YOUR TASK –
Repeat the whole listing exactly.

(Dataset rows about figures)
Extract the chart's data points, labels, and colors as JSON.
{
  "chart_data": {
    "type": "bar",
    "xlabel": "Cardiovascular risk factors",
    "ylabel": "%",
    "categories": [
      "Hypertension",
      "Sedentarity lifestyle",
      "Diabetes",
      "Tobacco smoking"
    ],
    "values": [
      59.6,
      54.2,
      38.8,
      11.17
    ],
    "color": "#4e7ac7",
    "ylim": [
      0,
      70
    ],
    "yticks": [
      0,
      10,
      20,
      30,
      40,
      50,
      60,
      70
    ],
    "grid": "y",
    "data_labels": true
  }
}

WRITTEN SOLUTION –
Extract the chart's data points, labels, and colors as JSON.
{
  "chart_data": {
    "type": "bar",
    "xlabel": "Cardiovascular risk factors",
    "ylabel": "%",
    "categories": [
      "Hypertension",
      "Sedentarity lifestyle",
      "Diabetes",
      "Tobacco smoking"
    ],
    "values": [
      59.6,
      54.2,
      38.8,
      11.17
    ],
    "color": "#4e7ac7",
    "ylim": [
      0,
      70
    ],
    "yticks": [
      0,
      10,
      20,
      30,
      40,
      50,
      60,
      70
    ],
    "grid": "y",
    "data_labels": true
  }
}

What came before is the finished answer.